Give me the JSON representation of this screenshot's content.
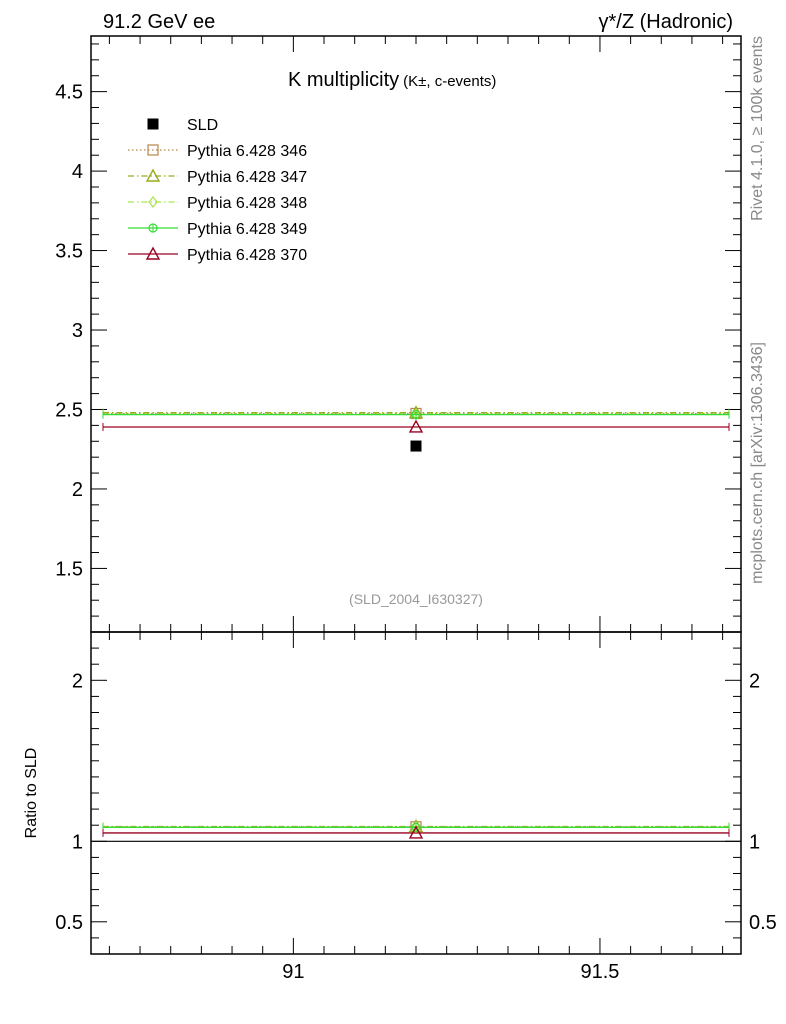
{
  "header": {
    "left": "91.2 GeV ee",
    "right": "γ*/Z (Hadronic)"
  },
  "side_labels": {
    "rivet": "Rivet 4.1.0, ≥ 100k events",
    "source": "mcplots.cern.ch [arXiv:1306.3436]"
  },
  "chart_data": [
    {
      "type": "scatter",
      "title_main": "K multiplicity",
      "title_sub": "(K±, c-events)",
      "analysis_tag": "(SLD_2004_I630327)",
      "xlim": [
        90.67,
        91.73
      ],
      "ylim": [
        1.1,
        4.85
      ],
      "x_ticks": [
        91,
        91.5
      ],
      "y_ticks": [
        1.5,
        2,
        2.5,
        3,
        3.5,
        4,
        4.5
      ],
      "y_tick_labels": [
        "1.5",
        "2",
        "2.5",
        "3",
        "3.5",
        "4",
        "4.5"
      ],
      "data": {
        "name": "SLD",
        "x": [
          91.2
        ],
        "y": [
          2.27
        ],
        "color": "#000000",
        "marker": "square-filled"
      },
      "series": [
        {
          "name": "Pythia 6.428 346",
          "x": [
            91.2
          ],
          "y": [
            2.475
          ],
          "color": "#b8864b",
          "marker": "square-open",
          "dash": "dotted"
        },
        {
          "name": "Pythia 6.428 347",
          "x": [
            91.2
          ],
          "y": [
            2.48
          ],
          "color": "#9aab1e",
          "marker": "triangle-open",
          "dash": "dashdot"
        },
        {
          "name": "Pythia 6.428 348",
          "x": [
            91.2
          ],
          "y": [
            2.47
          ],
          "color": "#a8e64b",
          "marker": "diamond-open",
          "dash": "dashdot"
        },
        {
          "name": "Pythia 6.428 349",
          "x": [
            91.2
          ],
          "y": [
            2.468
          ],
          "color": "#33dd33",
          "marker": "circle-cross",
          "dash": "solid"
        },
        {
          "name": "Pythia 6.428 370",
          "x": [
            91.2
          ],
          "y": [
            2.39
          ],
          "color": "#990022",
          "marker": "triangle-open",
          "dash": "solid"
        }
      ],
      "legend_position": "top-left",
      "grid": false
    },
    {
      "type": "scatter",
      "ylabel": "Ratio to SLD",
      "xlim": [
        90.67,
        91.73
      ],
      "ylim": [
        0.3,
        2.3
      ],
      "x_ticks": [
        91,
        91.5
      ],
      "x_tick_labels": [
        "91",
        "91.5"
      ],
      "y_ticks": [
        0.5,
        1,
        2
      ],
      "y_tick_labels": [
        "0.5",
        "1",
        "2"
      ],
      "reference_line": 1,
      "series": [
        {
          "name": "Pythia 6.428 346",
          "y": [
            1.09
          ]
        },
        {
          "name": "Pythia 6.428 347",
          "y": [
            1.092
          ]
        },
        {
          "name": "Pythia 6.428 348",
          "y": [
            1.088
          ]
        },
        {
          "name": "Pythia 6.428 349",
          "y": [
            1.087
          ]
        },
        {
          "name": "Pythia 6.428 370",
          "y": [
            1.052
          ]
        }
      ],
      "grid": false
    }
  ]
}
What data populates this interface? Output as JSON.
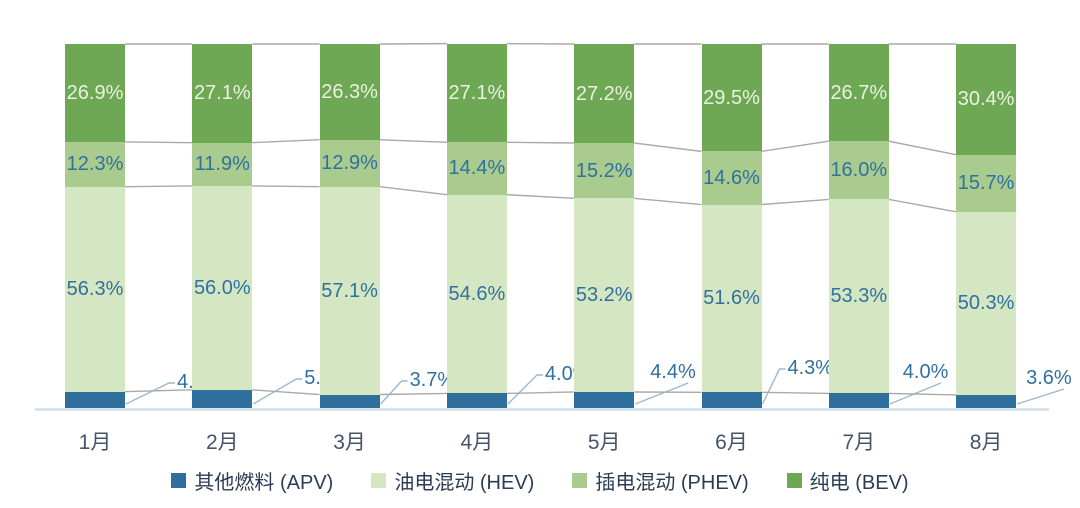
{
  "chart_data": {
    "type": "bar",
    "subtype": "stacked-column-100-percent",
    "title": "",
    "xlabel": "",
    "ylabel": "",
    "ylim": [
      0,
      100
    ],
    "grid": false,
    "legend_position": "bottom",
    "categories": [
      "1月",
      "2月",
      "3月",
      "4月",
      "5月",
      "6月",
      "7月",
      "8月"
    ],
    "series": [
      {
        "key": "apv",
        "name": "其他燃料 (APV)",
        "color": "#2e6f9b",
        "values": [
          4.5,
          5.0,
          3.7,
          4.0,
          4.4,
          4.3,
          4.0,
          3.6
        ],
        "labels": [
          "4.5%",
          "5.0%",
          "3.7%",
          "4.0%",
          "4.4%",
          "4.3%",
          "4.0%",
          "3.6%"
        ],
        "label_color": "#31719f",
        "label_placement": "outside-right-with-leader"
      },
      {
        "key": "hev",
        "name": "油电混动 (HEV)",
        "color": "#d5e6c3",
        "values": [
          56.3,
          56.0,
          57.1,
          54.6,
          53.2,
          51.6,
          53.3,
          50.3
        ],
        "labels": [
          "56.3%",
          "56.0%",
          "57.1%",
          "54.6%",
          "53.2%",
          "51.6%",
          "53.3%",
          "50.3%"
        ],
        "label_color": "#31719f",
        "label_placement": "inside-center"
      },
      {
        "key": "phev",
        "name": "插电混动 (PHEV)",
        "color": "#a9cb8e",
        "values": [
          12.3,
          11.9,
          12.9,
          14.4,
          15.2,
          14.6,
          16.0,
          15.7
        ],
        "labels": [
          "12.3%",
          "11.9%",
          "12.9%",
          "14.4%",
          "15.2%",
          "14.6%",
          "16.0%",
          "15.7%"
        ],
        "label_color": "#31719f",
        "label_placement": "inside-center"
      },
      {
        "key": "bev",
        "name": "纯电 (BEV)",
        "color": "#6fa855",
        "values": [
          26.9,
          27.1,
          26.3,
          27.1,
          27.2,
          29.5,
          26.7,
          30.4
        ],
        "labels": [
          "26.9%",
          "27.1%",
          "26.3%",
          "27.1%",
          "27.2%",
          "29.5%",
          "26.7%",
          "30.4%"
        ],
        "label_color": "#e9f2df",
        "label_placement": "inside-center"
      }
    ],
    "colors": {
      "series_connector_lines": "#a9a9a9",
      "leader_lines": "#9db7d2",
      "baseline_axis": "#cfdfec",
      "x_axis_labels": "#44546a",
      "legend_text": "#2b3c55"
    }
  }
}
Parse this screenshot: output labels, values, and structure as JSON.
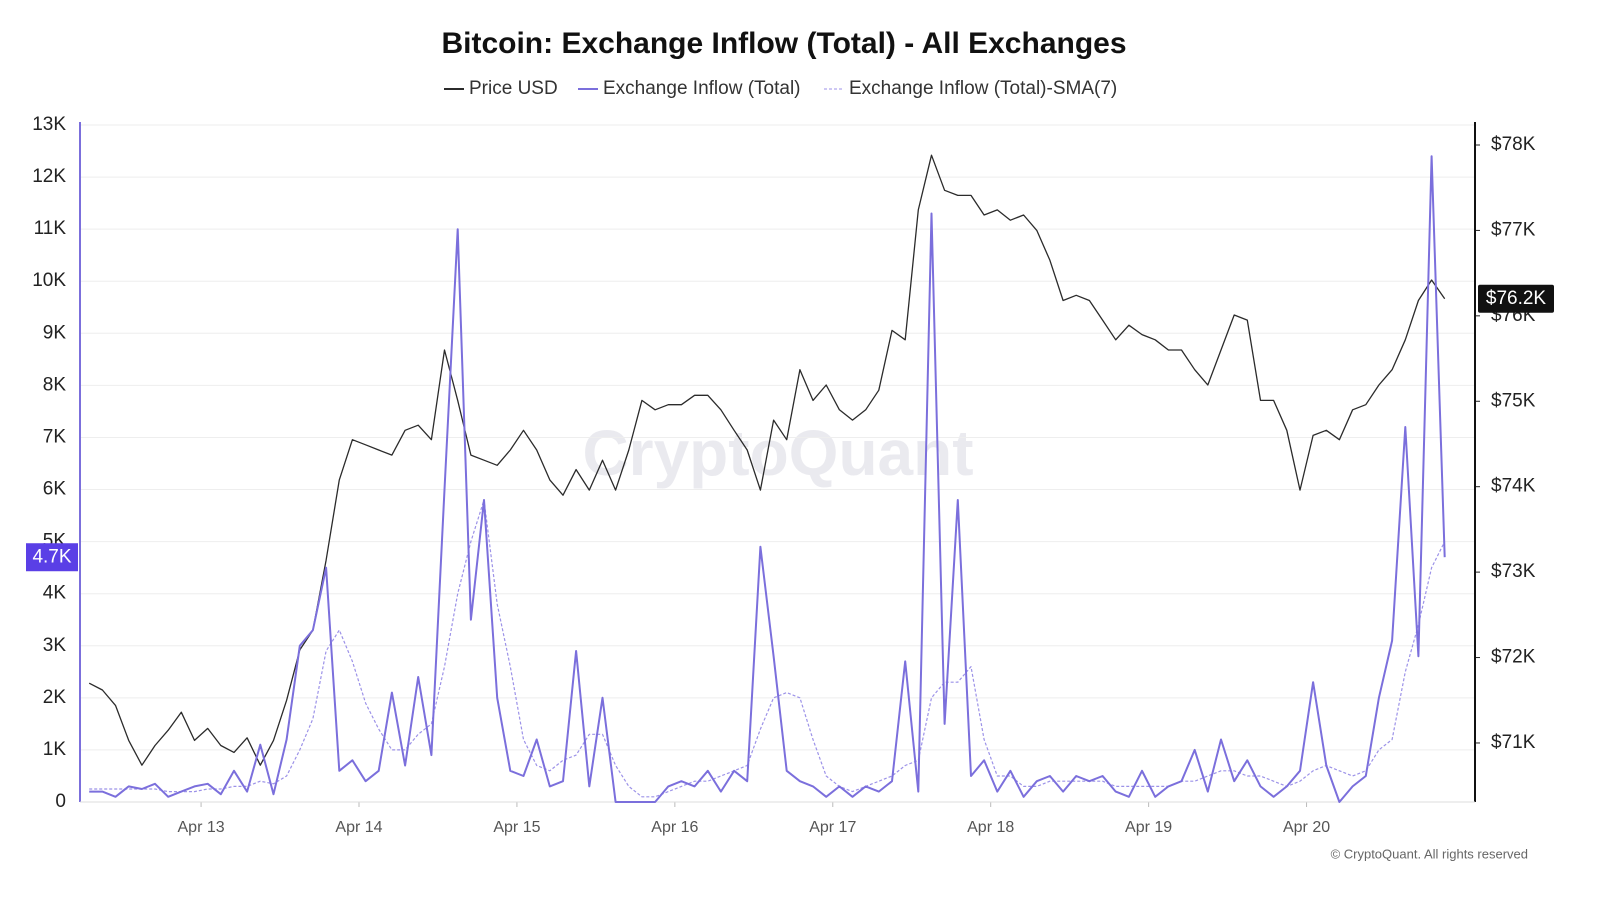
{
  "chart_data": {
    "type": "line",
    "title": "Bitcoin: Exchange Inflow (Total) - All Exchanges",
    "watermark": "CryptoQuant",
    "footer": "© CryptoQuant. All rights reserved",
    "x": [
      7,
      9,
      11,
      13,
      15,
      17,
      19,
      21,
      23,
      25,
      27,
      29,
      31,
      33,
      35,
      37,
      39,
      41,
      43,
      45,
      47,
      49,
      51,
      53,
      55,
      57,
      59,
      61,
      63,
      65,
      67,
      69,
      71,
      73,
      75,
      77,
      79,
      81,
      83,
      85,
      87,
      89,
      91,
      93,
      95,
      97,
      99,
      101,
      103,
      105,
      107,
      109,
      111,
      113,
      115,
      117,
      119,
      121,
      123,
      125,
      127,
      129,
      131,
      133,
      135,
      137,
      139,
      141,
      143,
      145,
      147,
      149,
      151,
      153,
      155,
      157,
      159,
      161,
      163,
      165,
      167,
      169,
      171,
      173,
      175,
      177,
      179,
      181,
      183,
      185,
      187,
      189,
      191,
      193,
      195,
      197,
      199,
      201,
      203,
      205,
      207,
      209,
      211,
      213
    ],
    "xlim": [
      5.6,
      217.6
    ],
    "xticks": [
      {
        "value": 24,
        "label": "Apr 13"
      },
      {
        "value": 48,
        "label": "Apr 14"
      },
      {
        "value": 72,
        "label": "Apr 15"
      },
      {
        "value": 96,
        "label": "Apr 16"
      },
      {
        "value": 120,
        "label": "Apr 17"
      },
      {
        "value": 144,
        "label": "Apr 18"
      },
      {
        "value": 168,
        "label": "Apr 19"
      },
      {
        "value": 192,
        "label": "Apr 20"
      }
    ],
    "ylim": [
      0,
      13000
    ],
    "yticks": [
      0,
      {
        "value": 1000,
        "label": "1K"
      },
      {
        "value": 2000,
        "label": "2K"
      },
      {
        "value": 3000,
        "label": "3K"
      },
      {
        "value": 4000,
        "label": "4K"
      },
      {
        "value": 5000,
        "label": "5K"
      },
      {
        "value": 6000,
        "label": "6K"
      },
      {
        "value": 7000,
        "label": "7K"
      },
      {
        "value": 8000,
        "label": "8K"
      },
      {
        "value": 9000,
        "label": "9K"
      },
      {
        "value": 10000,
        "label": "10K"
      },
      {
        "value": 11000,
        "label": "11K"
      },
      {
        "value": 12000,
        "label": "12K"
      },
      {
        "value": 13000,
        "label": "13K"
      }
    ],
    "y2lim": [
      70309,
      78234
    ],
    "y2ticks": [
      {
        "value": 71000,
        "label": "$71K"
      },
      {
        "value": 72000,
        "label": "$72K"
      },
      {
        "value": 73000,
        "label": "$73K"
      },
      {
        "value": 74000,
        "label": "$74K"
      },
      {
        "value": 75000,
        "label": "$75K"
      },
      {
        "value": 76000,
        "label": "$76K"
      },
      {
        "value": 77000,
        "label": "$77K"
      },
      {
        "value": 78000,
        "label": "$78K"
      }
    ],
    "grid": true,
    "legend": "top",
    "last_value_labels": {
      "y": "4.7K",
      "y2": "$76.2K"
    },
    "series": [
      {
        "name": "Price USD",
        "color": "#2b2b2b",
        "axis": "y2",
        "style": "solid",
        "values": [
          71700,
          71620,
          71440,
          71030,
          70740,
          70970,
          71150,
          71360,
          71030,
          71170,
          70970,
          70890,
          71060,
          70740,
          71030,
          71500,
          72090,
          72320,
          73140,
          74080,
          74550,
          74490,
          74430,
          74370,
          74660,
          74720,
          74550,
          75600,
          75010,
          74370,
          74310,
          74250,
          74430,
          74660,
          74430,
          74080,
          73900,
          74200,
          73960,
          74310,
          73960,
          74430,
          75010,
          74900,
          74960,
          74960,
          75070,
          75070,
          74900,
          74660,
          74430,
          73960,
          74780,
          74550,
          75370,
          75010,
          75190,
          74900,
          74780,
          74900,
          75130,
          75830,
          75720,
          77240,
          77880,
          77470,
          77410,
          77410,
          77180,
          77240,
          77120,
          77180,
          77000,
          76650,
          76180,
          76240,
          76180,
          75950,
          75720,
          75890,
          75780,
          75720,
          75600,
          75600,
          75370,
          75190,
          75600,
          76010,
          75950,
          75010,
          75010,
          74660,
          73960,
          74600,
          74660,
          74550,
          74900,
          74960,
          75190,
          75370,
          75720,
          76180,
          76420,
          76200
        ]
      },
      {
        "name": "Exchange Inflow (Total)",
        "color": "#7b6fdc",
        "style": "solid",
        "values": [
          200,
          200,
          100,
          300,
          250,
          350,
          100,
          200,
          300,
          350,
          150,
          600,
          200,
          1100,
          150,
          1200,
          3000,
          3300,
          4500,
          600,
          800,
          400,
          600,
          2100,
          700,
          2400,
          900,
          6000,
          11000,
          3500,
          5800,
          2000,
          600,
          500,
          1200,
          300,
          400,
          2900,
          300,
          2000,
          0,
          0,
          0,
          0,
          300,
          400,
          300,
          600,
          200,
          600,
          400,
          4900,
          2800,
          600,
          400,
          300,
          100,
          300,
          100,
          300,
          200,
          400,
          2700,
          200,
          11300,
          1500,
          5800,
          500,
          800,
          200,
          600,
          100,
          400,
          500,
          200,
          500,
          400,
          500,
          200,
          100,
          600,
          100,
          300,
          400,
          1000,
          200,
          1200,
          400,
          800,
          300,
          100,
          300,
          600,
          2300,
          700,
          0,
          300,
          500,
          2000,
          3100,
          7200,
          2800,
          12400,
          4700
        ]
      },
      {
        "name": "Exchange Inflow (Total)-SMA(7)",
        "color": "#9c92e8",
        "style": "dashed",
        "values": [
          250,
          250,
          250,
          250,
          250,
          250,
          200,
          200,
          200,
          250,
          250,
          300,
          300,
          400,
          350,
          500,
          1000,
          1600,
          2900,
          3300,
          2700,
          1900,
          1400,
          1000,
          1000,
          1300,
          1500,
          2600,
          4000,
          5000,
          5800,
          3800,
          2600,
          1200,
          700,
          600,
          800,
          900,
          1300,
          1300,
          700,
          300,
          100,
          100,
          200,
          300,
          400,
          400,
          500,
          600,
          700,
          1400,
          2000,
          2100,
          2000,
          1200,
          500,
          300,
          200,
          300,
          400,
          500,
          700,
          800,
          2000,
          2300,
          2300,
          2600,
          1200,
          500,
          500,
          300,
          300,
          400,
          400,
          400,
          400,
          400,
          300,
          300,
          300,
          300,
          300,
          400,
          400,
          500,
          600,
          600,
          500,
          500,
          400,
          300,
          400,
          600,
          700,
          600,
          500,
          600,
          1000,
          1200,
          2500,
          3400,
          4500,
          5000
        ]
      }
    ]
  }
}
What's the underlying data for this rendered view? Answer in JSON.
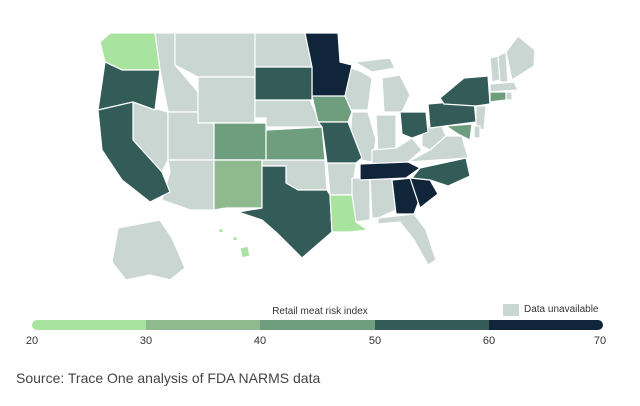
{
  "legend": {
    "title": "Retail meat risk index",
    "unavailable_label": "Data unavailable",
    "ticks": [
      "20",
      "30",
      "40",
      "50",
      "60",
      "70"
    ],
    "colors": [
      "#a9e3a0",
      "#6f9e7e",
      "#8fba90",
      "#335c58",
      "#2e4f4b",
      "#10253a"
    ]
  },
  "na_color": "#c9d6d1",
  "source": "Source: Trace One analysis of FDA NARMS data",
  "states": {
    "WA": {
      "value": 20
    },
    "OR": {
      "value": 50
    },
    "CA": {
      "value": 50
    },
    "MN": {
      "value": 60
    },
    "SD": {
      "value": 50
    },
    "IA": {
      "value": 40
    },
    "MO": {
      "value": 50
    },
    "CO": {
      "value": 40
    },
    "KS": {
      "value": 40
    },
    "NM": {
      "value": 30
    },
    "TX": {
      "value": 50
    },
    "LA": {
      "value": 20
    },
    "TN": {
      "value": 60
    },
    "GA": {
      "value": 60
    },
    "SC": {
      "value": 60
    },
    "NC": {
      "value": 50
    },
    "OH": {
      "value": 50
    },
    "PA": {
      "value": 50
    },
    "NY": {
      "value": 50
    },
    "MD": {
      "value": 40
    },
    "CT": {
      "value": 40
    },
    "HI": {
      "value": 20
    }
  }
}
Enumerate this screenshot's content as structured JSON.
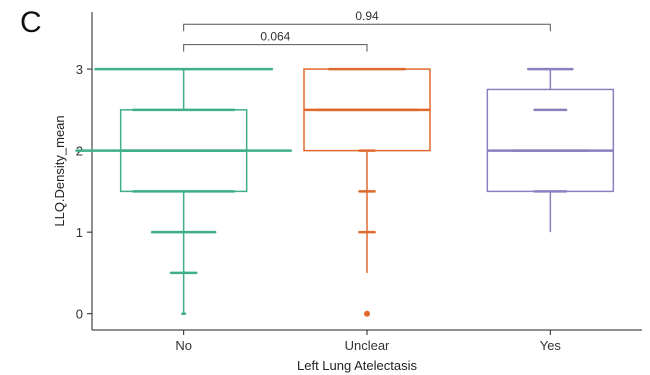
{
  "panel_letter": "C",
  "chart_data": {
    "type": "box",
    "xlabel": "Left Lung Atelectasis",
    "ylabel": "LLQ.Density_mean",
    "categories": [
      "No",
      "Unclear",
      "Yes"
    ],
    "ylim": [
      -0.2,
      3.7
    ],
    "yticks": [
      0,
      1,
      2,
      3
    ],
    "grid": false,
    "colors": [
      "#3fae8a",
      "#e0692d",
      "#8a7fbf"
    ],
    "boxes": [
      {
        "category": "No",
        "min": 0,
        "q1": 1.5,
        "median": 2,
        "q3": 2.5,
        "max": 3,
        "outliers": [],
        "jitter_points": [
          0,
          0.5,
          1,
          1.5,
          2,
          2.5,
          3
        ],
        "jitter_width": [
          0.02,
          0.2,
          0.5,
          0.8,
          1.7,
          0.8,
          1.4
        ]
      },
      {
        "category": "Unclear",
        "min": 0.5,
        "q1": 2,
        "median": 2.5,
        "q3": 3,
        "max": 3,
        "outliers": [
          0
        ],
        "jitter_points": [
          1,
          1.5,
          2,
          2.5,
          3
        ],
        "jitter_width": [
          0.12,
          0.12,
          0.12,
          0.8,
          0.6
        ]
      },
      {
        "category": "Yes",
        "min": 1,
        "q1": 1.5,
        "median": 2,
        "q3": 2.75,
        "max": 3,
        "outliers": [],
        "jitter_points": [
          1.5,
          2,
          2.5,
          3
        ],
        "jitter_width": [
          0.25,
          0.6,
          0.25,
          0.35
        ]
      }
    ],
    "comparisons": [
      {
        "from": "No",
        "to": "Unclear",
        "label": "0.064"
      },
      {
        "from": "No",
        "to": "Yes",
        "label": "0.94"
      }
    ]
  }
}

◆ ◆ ◆ ◆ ◆

TASK DESCRIPTION
Gather all lines where the word "source" appears.

RESULT BELOW
    "source": "mcplots.cern.ch [arXiv:1306.3436]"
  "source": "Source: Trace One analysis of FDA NARMS data",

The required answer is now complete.